[Direction]
Skip any picture you find and retype all the remaining lines exactly.

[Listed entries]
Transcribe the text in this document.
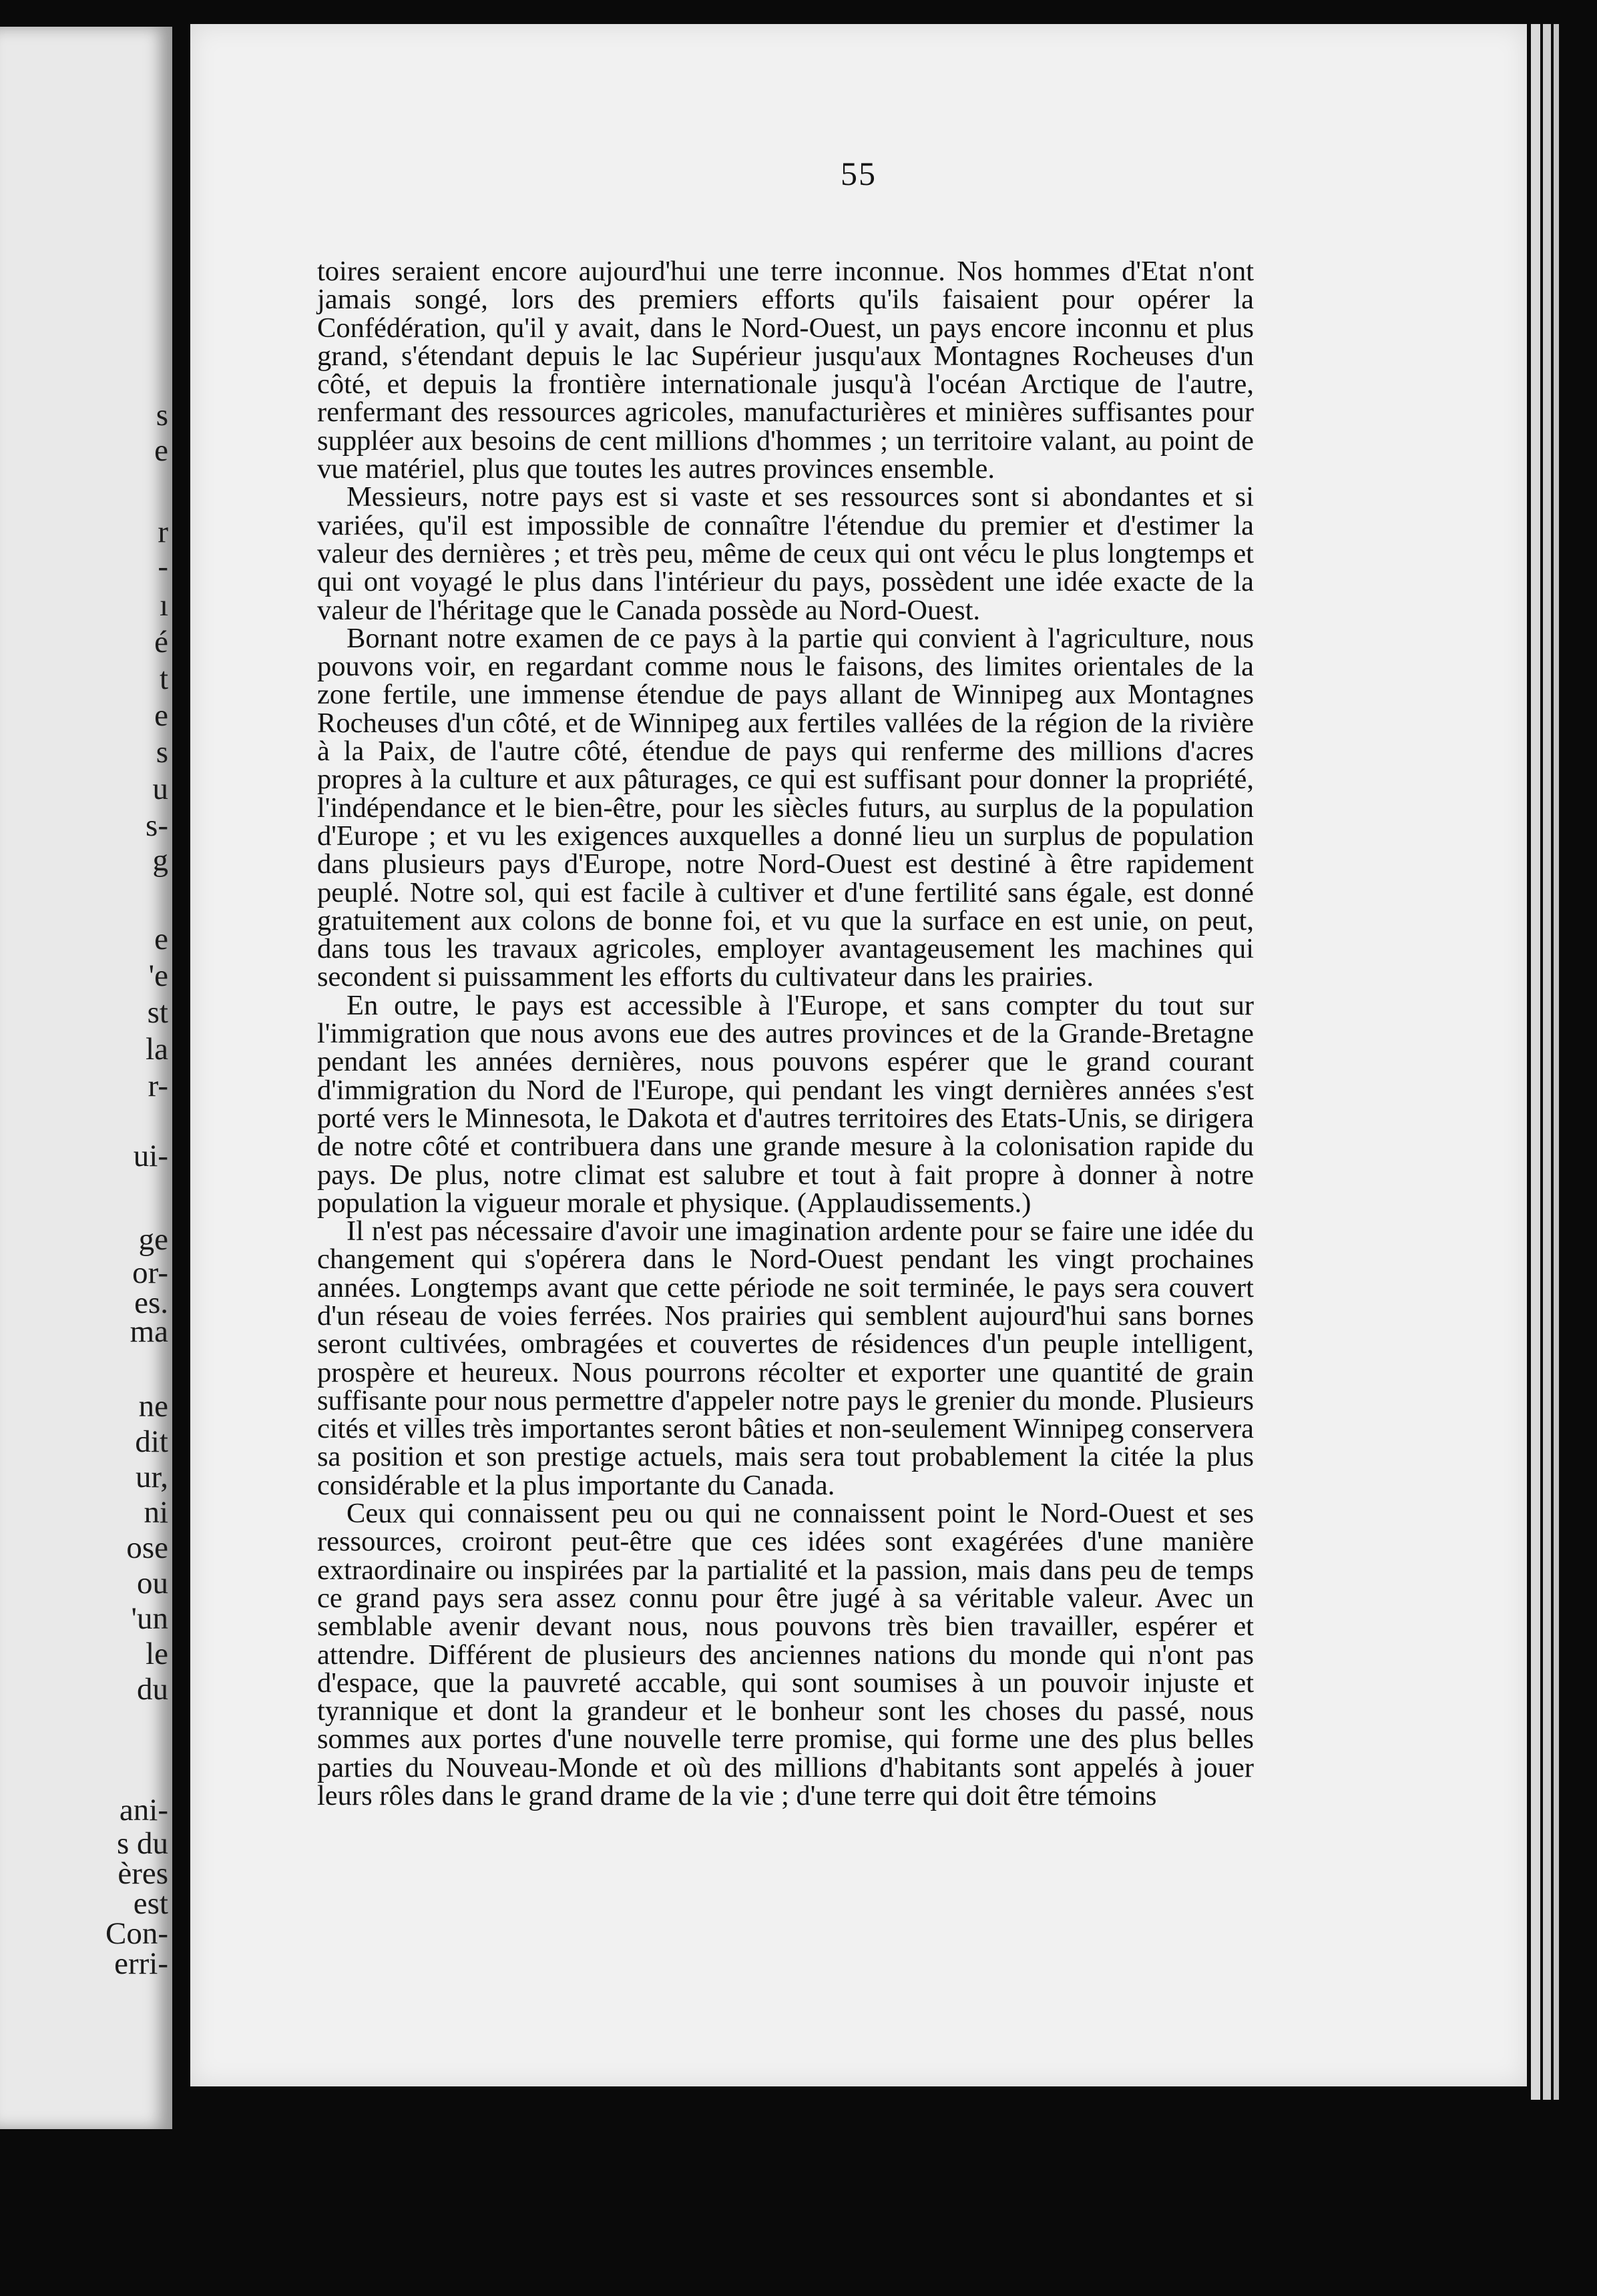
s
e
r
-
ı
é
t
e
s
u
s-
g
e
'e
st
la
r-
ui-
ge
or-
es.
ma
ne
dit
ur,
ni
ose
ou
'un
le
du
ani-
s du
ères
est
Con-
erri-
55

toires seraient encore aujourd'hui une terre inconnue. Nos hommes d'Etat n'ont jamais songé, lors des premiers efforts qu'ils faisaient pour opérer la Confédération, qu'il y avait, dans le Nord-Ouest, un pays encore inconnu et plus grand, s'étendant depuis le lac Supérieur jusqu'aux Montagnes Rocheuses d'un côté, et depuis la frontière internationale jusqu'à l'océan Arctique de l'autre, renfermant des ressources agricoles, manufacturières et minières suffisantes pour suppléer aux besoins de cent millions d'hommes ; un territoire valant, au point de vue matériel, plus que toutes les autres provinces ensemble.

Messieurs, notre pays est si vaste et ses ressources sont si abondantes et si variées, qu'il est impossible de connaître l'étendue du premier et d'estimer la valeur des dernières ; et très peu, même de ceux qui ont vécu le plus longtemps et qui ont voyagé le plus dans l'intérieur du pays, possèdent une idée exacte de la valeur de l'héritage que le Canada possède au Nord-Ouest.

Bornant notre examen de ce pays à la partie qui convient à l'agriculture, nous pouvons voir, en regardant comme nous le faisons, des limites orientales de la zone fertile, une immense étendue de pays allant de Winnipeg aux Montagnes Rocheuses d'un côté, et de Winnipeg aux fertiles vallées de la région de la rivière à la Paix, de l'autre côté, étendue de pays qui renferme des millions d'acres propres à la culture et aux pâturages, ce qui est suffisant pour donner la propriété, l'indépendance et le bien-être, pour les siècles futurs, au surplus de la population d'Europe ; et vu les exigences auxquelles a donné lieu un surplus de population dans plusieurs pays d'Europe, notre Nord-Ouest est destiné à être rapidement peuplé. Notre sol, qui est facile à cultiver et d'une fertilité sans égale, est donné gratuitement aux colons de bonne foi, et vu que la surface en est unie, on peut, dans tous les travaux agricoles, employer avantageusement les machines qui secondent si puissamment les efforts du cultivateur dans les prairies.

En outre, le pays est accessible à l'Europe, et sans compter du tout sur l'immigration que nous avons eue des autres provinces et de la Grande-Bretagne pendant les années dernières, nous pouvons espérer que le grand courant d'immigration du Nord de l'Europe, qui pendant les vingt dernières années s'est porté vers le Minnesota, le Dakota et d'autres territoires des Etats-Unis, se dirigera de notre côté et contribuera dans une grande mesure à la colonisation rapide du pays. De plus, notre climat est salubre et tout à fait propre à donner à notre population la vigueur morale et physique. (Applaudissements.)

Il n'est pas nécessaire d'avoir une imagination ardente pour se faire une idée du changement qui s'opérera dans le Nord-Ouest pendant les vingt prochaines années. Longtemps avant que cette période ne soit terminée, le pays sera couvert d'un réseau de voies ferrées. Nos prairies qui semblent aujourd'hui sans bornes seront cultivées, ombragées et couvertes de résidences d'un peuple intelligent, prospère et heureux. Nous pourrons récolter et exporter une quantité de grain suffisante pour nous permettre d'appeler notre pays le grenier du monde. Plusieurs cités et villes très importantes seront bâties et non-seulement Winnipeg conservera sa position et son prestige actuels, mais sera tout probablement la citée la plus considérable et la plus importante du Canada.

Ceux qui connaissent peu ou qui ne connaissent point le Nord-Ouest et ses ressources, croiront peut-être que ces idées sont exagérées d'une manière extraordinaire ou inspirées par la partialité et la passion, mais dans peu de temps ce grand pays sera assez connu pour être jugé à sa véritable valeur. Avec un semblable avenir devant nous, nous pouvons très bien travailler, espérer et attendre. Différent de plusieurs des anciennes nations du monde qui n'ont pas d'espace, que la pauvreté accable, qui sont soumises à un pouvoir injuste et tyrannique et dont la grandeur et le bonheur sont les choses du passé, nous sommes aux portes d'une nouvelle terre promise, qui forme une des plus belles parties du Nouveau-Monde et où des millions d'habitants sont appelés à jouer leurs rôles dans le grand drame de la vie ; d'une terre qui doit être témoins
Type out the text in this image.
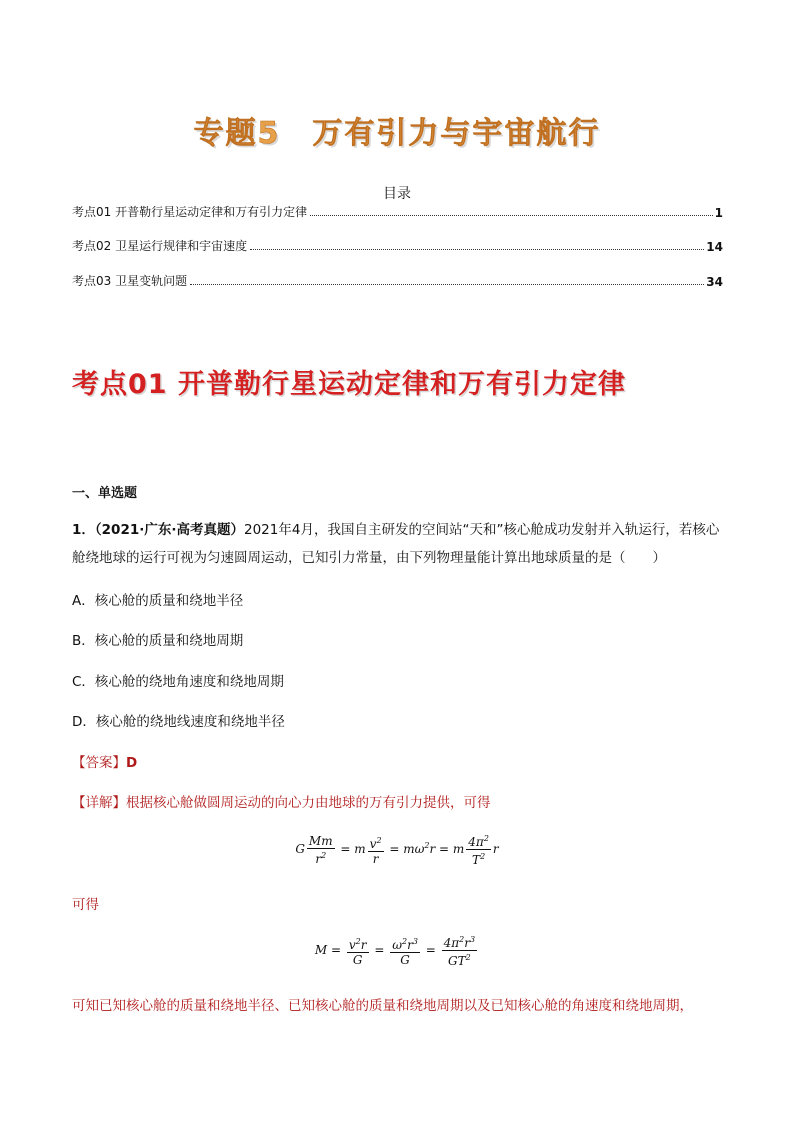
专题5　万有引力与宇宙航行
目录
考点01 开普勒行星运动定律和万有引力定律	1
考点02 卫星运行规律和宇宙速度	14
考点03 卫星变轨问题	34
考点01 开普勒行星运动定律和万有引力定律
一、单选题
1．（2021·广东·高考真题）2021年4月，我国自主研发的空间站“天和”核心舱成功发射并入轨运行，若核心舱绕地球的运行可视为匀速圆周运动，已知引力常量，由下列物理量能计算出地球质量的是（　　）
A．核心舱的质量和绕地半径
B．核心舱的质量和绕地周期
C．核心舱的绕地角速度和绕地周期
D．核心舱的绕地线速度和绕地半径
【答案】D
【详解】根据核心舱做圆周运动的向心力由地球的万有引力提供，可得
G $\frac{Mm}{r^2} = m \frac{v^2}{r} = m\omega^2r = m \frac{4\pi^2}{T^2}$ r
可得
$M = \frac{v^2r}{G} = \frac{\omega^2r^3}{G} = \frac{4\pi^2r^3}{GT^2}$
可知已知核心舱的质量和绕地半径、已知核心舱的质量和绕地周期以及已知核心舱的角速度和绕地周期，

[Task solution]
Transcribe the text in this document.
s
e
r
-
ı
é
t
e
s
u
s-
g
e
'e
st
la
r-
ui-
ge
or-
es.
ma
ne
dit
ur,
ni
ose
ou
'un
le
du
ani-
s du
ères
est
Con-
erri-
55

toires seraient encore aujourd'hui une terre inconnue. Nos hommes d'Etat n'ont jamais songé, lors des premiers efforts qu'ils faisaient pour opérer la Confédération, qu'il y avait, dans le Nord-Ouest, un pays encore inconnu et plus grand, s'étendant depuis le lac Supérieur jusqu'aux Montagnes Rocheuses d'un côté, et depuis la frontière internationale jusqu'à l'océan Arctique de l'autre, renfermant des ressources agricoles, manufacturières et minières suffisantes pour suppléer aux besoins de cent millions d'hommes ; un territoire valant, au point de vue matériel, plus que toutes les autres provinces ensemble.

Messieurs, notre pays est si vaste et ses ressources sont si abondantes et si variées, qu'il est impossible de connaître l'étendue du premier et d'estimer la valeur des dernières ; et très peu, même de ceux qui ont vécu le plus longtemps et qui ont voyagé le plus dans l'intérieur du pays, possèdent une idée exacte de la valeur de l'héritage que le Canada possède au Nord-Ouest.

Bornant notre examen de ce pays à la partie qui convient à l'agriculture, nous pouvons voir, en regardant comme nous le faisons, des limites orientales de la zone fertile, une immense étendue de pays allant de Winnipeg aux Montagnes Rocheuses d'un côté, et de Winnipeg aux fertiles vallées de la région de la rivière à la Paix, de l'autre côté, étendue de pays qui renferme des millions d'acres propres à la culture et aux pâturages, ce qui est suffisant pour donner la propriété, l'indépendance et le bien-être, pour les siècles futurs, au surplus de la population d'Europe ; et vu les exigences auxquelles a donné lieu un surplus de population dans plusieurs pays d'Europe, notre Nord-Ouest est destiné à être rapidement peuplé. Notre sol, qui est facile à cultiver et d'une fertilité sans égale, est donné gratuitement aux colons de bonne foi, et vu que la surface en est unie, on peut, dans tous les travaux agricoles, employer avantageusement les machines qui secondent si puissamment les efforts du cultivateur dans les prairies.

En outre, le pays est accessible à l'Europe, et sans compter du tout sur l'immigration que nous avons eue des autres provinces et de la Grande-Bretagne pendant les années dernières, nous pouvons espérer que le grand courant d'immigration du Nord de l'Europe, qui pendant les vingt dernières années s'est porté vers le Minnesota, le Dakota et d'autres territoires des Etats-Unis, se dirigera de notre côté et contribuera dans une grande mesure à la colonisation rapide du pays. De plus, notre climat est salubre et tout à fait propre à donner à notre population la vigueur morale et physique. (Applaudissements.)

Il n'est pas nécessaire d'avoir une imagination ardente pour se faire une idée du changement qui s'opérera dans le Nord-Ouest pendant les vingt prochaines années. Longtemps avant que cette période ne soit terminée, le pays sera couvert d'un réseau de voies ferrées. Nos prairies qui semblent aujourd'hui sans bornes seront cultivées, ombragées et couvertes de résidences d'un peuple intelligent, prospère et heureux. Nous pourrons récolter et exporter une quantité de grain suffisante pour nous permettre d'appeler notre pays le grenier du monde. Plusieurs cités et villes très importantes seront bâties et non-seulement Winnipeg conservera sa position et son prestige actuels, mais sera tout probablement la citée la plus considérable et la plus importante du Canada.

Ceux qui connaissent peu ou qui ne connaissent point le Nord-Ouest et ses ressources, croiront peut-être que ces idées sont exagérées d'une manière extraordinaire ou inspirées par la partialité et la passion, mais dans peu de temps ce grand pays sera assez connu pour être jugé à sa véritable valeur. Avec un semblable avenir devant nous, nous pouvons très bien travailler, espérer et attendre. Différent de plusieurs des anciennes nations du monde qui n'ont pas d'espace, que la pauvreté accable, qui sont soumises à un pouvoir injuste et tyrannique et dont la grandeur et le bonheur sont les choses du passé, nous sommes aux portes d'une nouvelle terre promise, qui forme une des plus belles parties du Nouveau-Monde et où des millions d'habitants sont appelés à jouer leurs rôles dans le grand drame de la vie ; d'une terre qui doit être témoins
Type out the text in this image.
专题5　万有引力与宇宙航行
目录
考点01 开普勒行星运动定律和万有引力定律	1
考点02 卫星运行规律和宇宙速度	14
考点03 卫星变轨问题	34
考点01 开普勒行星运动定律和万有引力定律
一、单选题
1．（2021·广东·高考真题）2021年4月，我国自主研发的空间站“天和”核心舱成功发射并入轨运行，若核心舱绕地球的运行可视为匀速圆周运动，已知引力常量，由下列物理量能计算出地球质量的是（　　）
A．核心舱的质量和绕地半径
B．核心舱的质量和绕地周期
C．核心舱的绕地角速度和绕地周期
D．核心舱的绕地线速度和绕地半径
【答案】D
【详解】根据核心舱做圆周运动的向心力由地球的万有引力提供，可得
G $\frac{Mm}{r^2} = m \frac{v^2}{r} = m\omega^2r = m \frac{4\pi^2}{T^2}$ r
可得
$M = \frac{v^2r}{G} = \frac{\omega^2r^3}{G} = \frac{4\pi^2r^3}{GT^2}$
可知已知核心舱的质量和绕地半径、已知核心舱的质量和绕地周期以及已知核心舱的角速度和绕地周期，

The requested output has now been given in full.